_TASK GOAL_
Copy each line that contains the string "https".

═══ EXCERPTED RECORDS

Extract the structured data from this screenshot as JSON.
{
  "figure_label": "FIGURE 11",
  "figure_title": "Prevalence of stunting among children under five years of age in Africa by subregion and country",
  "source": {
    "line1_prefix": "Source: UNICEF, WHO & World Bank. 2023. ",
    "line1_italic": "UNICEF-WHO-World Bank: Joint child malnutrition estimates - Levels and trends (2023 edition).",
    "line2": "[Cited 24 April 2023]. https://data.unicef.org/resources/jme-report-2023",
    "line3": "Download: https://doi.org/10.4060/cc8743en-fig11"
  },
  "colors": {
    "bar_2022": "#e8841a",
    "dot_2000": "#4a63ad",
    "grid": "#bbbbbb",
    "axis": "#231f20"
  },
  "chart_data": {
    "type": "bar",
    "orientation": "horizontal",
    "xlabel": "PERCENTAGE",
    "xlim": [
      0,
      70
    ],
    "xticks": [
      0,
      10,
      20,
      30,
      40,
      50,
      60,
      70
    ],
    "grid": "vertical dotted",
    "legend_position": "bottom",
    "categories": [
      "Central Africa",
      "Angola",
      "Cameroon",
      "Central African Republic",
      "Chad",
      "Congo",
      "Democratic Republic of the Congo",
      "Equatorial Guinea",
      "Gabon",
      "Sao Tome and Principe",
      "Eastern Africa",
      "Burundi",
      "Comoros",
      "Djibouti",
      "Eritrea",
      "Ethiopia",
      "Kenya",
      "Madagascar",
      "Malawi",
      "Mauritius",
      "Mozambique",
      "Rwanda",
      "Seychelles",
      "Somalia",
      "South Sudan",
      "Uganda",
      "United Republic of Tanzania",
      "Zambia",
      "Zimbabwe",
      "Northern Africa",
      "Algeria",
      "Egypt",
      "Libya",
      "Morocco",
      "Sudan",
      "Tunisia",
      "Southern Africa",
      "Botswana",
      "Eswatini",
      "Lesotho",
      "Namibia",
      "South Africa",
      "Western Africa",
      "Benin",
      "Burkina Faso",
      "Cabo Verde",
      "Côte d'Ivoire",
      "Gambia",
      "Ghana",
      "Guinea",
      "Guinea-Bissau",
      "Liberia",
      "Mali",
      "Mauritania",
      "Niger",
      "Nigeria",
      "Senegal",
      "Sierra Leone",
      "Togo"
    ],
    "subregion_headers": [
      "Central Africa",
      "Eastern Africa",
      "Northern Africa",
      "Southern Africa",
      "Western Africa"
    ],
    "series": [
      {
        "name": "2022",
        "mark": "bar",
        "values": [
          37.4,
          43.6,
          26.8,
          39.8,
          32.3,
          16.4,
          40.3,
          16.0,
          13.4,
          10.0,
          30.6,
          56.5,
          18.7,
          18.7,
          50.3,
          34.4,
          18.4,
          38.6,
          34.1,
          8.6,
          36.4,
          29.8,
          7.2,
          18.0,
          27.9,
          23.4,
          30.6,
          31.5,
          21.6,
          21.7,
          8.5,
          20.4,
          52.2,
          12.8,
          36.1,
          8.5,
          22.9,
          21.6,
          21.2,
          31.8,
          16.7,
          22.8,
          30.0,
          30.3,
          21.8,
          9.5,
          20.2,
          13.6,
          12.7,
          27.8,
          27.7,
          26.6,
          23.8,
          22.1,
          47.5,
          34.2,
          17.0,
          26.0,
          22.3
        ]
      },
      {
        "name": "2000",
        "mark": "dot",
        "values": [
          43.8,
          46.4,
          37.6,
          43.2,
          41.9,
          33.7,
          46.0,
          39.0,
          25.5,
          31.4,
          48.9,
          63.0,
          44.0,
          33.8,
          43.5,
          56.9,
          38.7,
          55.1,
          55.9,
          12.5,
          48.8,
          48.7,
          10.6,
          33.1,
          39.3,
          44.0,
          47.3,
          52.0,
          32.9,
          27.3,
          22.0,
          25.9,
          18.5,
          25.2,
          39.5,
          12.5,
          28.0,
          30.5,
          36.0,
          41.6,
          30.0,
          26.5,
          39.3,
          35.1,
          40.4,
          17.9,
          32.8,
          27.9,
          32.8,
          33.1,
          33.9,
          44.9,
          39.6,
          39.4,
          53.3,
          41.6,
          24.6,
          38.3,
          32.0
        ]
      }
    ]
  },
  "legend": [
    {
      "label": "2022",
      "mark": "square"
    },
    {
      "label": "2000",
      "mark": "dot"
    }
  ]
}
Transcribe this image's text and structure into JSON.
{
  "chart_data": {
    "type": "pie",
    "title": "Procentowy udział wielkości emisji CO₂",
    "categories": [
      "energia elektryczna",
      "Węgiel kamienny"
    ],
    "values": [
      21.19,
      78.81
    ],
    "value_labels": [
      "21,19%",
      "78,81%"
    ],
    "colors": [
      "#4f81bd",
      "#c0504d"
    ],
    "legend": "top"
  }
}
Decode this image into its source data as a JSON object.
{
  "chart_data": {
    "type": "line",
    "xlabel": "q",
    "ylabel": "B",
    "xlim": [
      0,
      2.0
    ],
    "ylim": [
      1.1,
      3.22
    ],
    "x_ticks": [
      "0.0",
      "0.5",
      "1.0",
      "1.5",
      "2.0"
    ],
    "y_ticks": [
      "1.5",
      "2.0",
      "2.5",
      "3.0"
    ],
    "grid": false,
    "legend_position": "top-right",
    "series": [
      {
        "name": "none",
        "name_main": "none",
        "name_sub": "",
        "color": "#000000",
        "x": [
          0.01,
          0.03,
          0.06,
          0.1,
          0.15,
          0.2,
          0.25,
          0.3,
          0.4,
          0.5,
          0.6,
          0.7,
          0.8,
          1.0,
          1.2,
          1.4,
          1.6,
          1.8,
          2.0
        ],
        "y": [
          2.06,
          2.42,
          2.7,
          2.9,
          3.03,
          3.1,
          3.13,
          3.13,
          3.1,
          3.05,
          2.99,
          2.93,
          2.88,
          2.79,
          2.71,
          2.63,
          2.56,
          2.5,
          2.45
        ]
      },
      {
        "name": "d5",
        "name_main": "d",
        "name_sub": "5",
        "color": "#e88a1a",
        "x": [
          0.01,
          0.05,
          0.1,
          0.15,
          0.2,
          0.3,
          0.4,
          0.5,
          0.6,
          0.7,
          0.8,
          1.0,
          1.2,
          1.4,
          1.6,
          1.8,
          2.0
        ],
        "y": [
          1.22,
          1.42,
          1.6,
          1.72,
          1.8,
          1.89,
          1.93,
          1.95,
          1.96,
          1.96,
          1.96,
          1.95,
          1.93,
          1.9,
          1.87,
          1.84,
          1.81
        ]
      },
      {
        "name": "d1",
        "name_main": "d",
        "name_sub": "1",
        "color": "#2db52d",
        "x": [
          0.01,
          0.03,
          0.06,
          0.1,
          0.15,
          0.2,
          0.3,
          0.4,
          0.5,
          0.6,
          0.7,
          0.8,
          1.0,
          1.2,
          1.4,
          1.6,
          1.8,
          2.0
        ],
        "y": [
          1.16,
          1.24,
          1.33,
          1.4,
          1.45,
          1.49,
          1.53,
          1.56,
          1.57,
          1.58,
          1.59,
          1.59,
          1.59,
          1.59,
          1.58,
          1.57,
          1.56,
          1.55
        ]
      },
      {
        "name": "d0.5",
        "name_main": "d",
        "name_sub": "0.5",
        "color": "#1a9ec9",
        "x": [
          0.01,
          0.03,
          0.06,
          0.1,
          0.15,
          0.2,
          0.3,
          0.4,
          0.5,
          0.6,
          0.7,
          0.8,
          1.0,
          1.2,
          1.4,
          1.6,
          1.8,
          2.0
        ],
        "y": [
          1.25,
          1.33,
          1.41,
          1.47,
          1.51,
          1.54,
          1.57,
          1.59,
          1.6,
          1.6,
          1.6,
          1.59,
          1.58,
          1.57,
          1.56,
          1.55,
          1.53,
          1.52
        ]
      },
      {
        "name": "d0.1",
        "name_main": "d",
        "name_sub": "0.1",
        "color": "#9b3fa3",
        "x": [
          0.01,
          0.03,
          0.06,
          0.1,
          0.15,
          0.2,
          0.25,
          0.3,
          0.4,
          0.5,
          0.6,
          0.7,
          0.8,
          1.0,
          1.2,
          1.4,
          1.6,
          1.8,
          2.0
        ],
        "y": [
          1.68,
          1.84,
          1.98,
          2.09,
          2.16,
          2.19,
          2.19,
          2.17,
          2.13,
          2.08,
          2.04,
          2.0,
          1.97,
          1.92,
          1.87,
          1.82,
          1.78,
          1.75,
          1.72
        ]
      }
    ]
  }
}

══════

_WRITTEN RESPONSE_
    "line2": "[Cited 24 April 2023]. https://data.unicef.org/resources/jme-report-2023",
    "line3": "Download: https://doi.org/10.4060/cc8743en-fig11"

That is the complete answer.